### WHAT IS BEING ASKED
Find the line containing "Read this page and output its text content.", then print it and each following line through the end of the records, exactly and with nothing added; leave out any pictures.

Recorded data
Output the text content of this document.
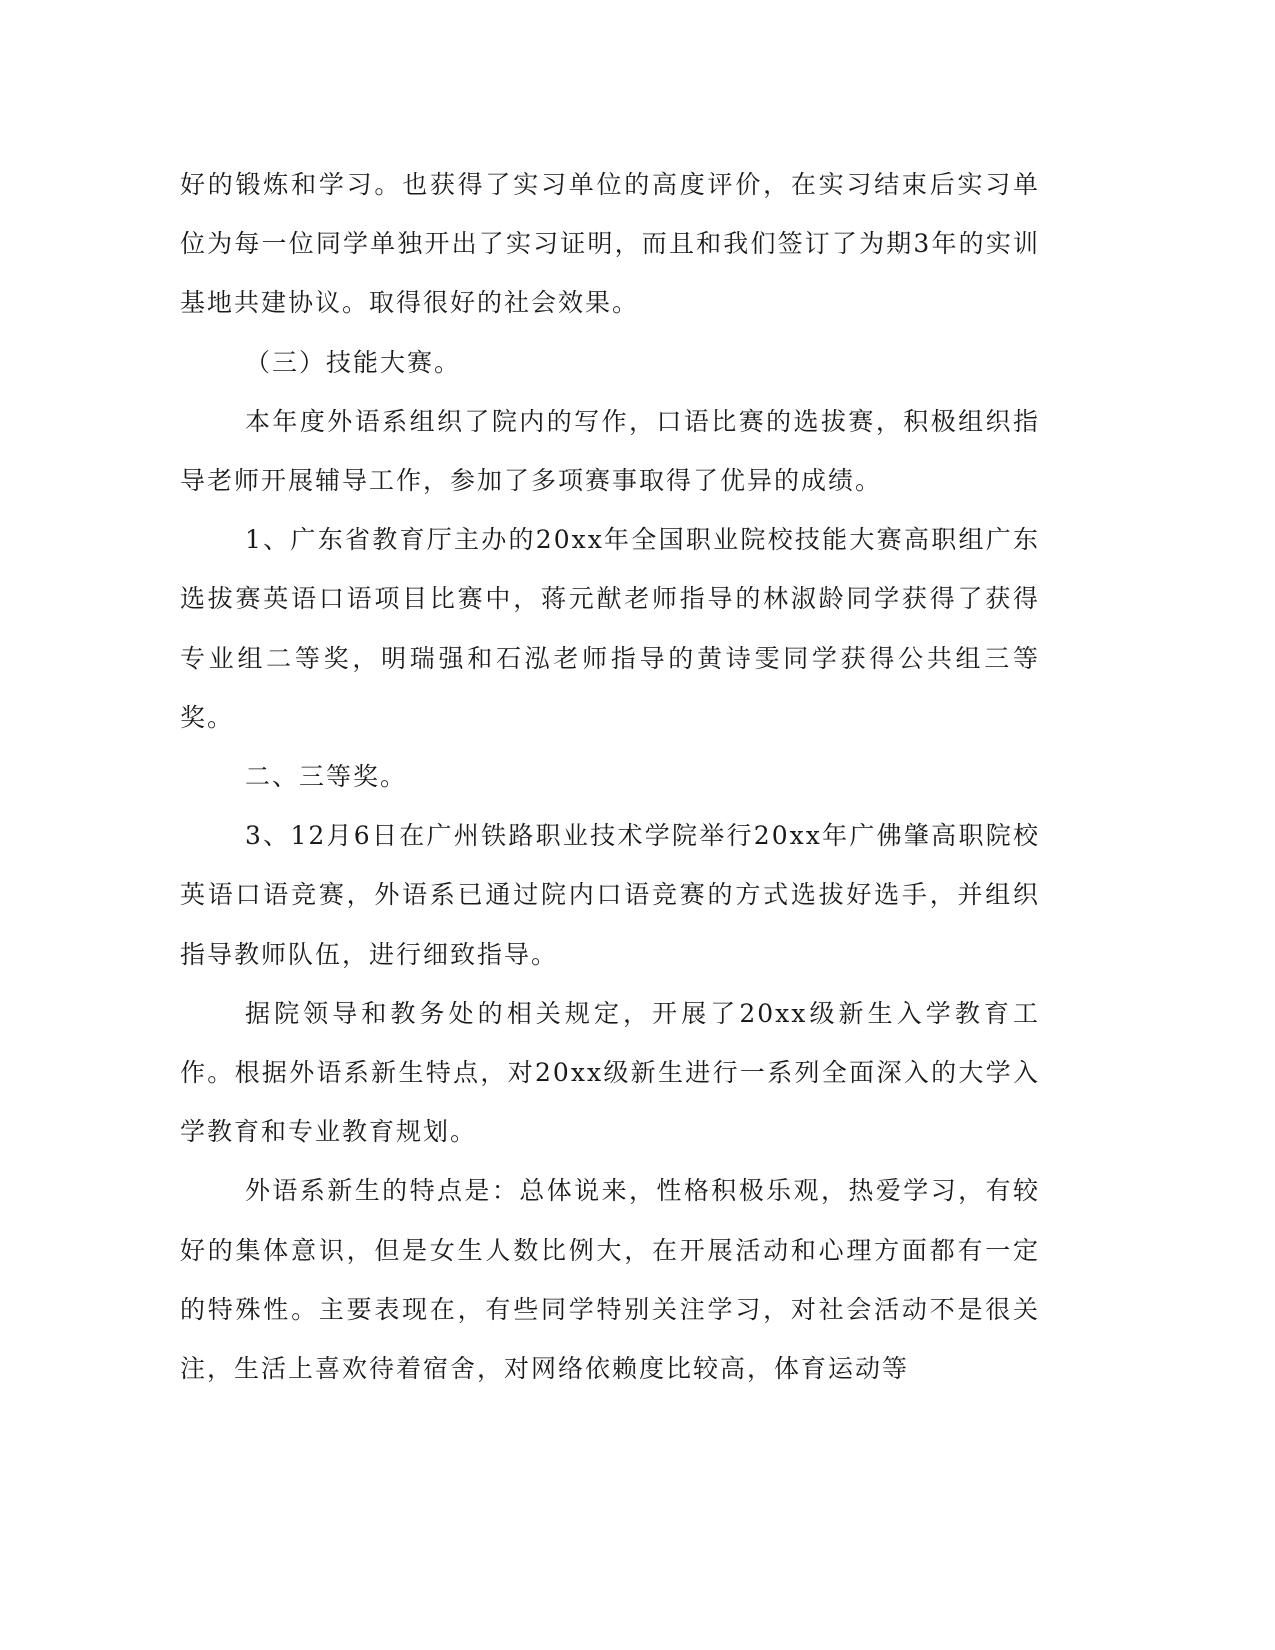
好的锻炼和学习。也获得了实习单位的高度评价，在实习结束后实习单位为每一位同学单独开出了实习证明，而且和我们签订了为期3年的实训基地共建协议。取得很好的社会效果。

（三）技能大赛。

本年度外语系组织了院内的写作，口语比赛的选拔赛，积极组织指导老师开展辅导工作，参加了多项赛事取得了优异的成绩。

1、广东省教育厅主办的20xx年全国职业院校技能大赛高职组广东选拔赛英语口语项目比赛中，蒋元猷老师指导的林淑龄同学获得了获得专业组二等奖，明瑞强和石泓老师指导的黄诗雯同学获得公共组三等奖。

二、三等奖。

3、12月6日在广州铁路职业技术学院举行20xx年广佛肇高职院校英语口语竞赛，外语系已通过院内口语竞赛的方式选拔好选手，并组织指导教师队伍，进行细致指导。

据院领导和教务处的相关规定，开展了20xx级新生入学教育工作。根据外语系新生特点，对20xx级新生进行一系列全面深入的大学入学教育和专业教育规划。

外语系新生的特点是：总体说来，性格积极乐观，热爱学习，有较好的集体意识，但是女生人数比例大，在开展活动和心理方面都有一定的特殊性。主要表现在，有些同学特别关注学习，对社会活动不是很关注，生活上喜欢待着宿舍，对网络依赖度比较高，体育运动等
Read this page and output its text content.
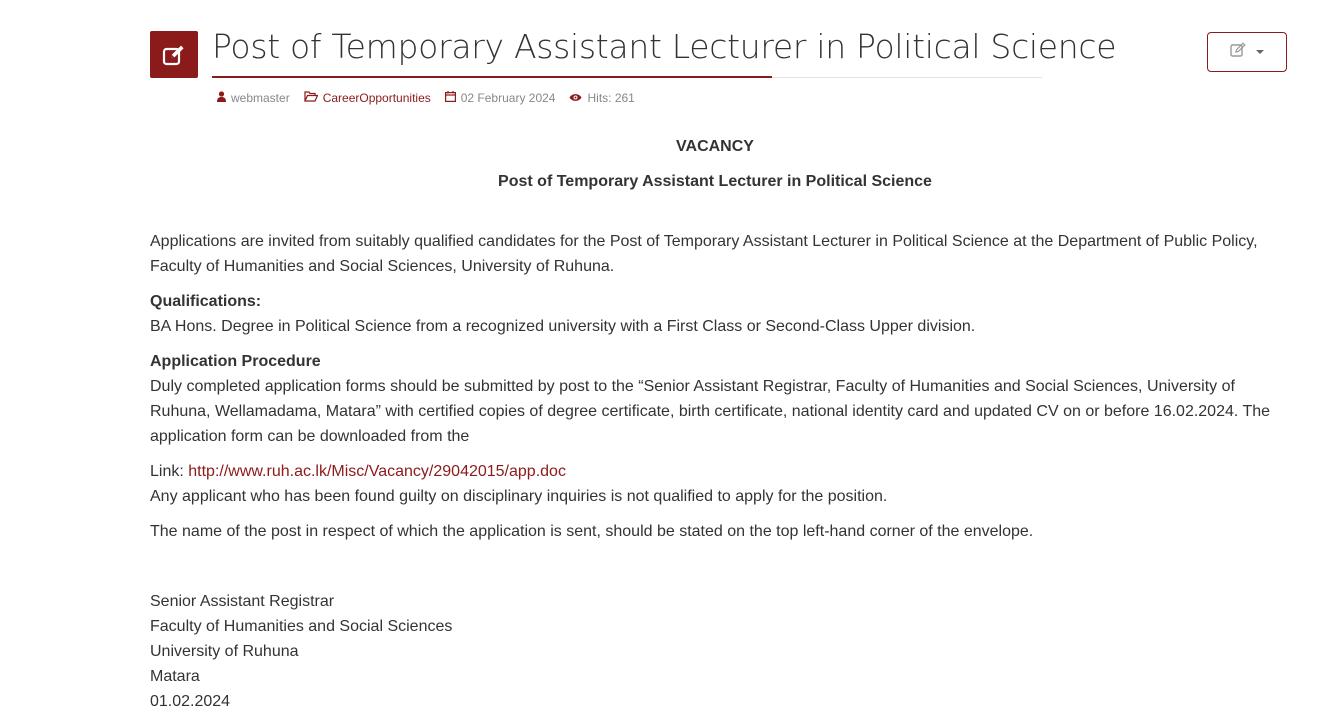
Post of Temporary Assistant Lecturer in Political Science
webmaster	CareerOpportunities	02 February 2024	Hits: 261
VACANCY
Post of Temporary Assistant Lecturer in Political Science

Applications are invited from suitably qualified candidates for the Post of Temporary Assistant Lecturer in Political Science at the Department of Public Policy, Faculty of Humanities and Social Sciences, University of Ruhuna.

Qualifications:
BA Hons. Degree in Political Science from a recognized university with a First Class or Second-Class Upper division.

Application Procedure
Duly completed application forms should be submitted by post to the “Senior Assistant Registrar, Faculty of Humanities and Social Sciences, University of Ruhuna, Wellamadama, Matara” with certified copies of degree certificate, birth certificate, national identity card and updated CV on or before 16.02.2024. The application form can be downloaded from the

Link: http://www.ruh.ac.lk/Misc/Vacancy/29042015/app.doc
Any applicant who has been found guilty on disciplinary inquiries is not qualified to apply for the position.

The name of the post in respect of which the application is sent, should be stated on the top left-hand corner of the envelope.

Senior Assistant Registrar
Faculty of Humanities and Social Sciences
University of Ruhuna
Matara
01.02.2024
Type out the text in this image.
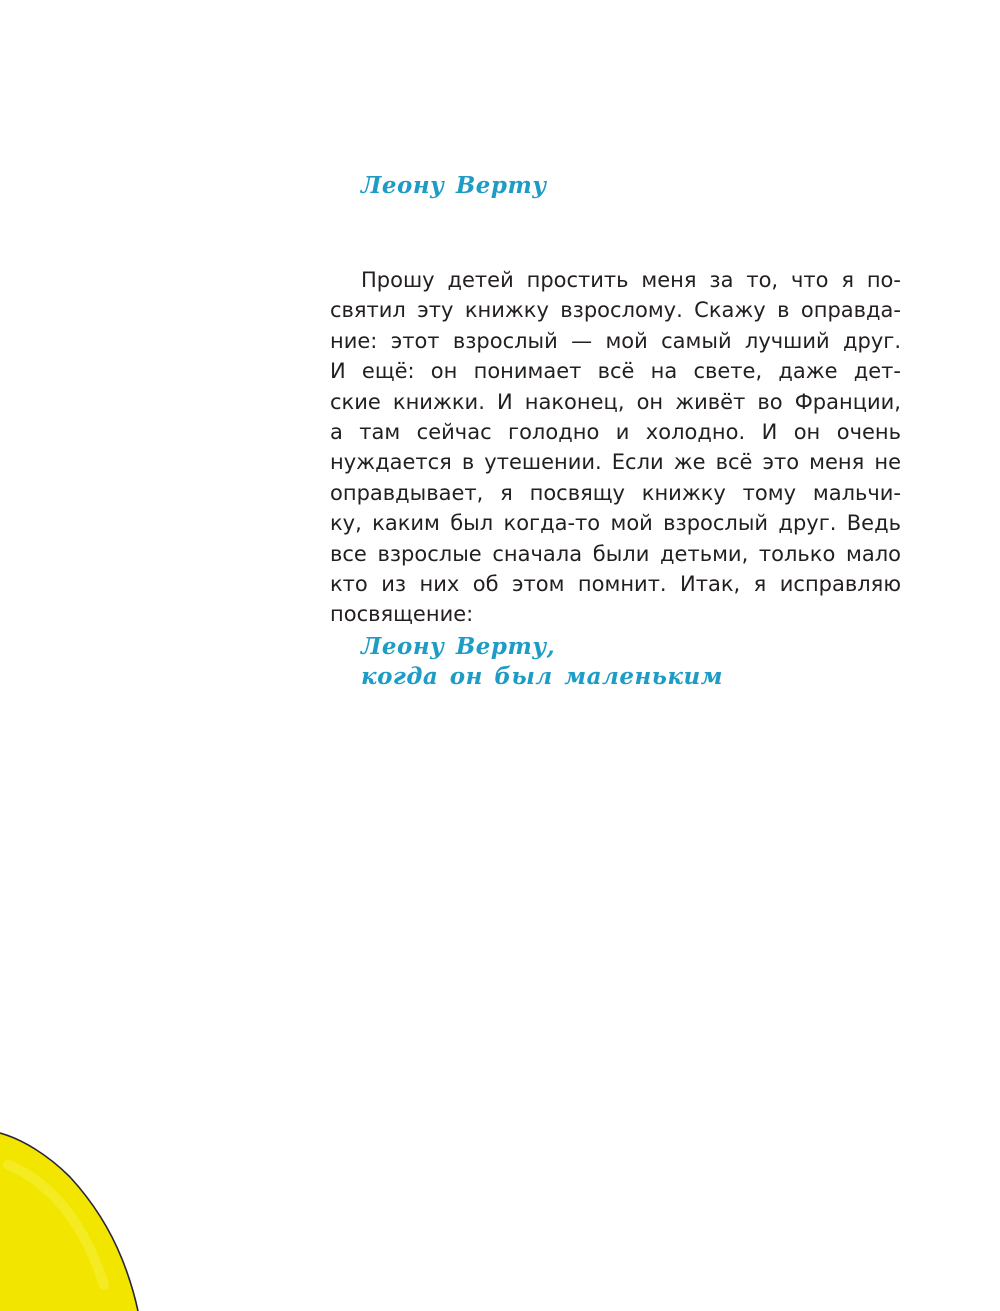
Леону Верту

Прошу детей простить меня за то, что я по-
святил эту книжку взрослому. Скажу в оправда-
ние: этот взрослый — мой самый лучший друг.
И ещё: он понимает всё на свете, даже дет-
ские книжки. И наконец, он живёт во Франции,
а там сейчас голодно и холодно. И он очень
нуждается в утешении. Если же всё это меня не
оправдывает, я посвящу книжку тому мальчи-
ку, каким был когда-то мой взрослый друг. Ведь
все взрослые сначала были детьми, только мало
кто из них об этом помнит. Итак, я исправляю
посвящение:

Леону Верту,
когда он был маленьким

### REPLY
Read this page and output its text content.
Post of Temporary Assistant Lecturer in Political Science
webmaster	CareerOpportunities	02 February 2024	Hits: 261
VACANCY
Post of Temporary Assistant Lecturer in Political Science

Applications are invited from suitably qualified candidates for the Post of Temporary Assistant Lecturer in Political Science at the Department of Public Policy, Faculty of Humanities and Social Sciences, University of Ruhuna.

Qualifications:
BA Hons. Degree in Political Science from a recognized university with a First Class or Second-Class Upper division.

Application Procedure
Duly completed application forms should be submitted by post to the “Senior Assistant Registrar, Faculty of Humanities and Social Sciences, University of Ruhuna, Wellamadama, Matara” with certified copies of degree certificate, birth certificate, national identity card and updated CV on or before 16.02.2024. The application form can be downloaded from the

Link: http://www.ruh.ac.lk/Misc/Vacancy/29042015/app.doc
Any applicant who has been found guilty on disciplinary inquiries is not qualified to apply for the position.

The name of the post in respect of which the application is sent, should be stated on the top left-hand corner of the envelope.

Senior Assistant Registrar
Faculty of Humanities and Social Sciences
University of Ruhuna
Matara
01.02.2024
Type out the text in this image.
Леону Верту

Прошу детей простить меня за то, что я по-
святил эту книжку взрослому. Скажу в оправда-
ние: этот взрослый — мой самый лучший друг.
И ещё: он понимает всё на свете, даже дет-
ские книжки. И наконец, он живёт во Франции,
а там сейчас голодно и холодно. И он очень
нуждается в утешении. Если же всё это меня не
оправдывает, я посвящу книжку тому мальчи-
ку, каким был когда-то мой взрослый друг. Ведь
все взрослые сначала были детьми, только мало
кто из них об этом помнит. Итак, я исправляю
посвящение:

Леону Верту,
когда он был маленьким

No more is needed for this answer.